┌─ RECORDS PROVIDED

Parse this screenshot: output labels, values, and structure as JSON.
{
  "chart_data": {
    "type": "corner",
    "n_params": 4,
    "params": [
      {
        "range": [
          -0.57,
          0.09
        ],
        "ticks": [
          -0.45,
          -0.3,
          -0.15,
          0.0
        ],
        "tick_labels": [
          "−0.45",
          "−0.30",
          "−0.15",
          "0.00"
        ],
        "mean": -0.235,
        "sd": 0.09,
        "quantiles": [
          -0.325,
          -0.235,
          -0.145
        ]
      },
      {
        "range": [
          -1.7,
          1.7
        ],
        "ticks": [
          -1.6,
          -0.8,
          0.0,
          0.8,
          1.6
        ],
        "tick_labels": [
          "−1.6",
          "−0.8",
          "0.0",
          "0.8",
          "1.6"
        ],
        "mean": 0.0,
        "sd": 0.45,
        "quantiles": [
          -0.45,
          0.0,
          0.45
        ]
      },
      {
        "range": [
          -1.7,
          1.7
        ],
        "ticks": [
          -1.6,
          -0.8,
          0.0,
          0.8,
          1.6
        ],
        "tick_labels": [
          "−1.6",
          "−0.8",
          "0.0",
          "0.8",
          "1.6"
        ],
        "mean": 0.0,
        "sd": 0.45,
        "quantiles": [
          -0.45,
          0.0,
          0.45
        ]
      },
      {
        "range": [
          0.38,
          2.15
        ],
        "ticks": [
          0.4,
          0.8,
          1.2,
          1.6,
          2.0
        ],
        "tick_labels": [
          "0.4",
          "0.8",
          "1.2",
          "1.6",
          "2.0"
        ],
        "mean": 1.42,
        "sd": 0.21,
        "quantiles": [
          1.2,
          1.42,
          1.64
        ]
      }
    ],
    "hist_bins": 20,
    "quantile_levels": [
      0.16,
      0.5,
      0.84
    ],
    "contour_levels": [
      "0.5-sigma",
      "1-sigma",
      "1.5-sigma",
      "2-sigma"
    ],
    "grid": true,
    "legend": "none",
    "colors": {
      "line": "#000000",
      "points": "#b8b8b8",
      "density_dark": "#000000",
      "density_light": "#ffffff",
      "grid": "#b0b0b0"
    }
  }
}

└─

=== TASK TO COMPLETE ===
Transcribe all lines as written.

=== TASK RESULT ===
Parse this screenshot: output labels, values, and structure as JSON.
{
  "chart_data": {
    "type": "corner",
    "n_params": 4,
    "params": [
      {
        "range": [
          -0.57,
          0.09
        ],
        "ticks": [
          -0.45,
          -0.3,
          -0.15,
          0.0
        ],
        "tick_labels": [
          "−0.45",
          "−0.30",
          "−0.15",
          "0.00"
        ],
        "mean": -0.235,
        "sd": 0.09,
        "quantiles": [
          -0.325,
          -0.235,
          -0.145
        ]
      },
      {
        "range": [
          -1.7,
          1.7
        ],
        "ticks": [
          -1.6,
          -0.8,
          0.0,
          0.8,
          1.6
        ],
        "tick_labels": [
          "−1.6",
          "−0.8",
          "0.0",
          "0.8",
          "1.6"
        ],
        "mean": 0.0,
        "sd": 0.45,
        "quantiles": [
          -0.45,
          0.0,
          0.45
        ]
      },
      {
        "range": [
          -1.7,
          1.7
        ],
        "ticks": [
          -1.6,
          -0.8,
          0.0,
          0.8,
          1.6
        ],
        "tick_labels": [
          "−1.6",
          "−0.8",
          "0.0",
          "0.8",
          "1.6"
        ],
        "mean": 0.0,
        "sd": 0.45,
        "quantiles": [
          -0.45,
          0.0,
          0.45
        ]
      },
      {
        "range": [
          0.38,
          2.15
        ],
        "ticks": [
          0.4,
          0.8,
          1.2,
          1.6,
          2.0
        ],
        "tick_labels": [
          "0.4",
          "0.8",
          "1.2",
          "1.6",
          "2.0"
        ],
        "mean": 1.42,
        "sd": 0.21,
        "quantiles": [
          1.2,
          1.42,
          1.64
        ]
      }
    ],
    "hist_bins": 20,
    "quantile_levels": [
      0.16,
      0.5,
      0.84
    ],
    "contour_levels": [
      "0.5-sigma",
      "1-sigma",
      "1.5-sigma",
      "2-sigma"
    ],
    "grid": true,
    "legend": "none",
    "colors": {
      "line": "#000000",
      "points": "#b8b8b8",
      "density_dark": "#000000",
      "density_light": "#ffffff",
      "grid": "#b0b0b0"
    }
  }
}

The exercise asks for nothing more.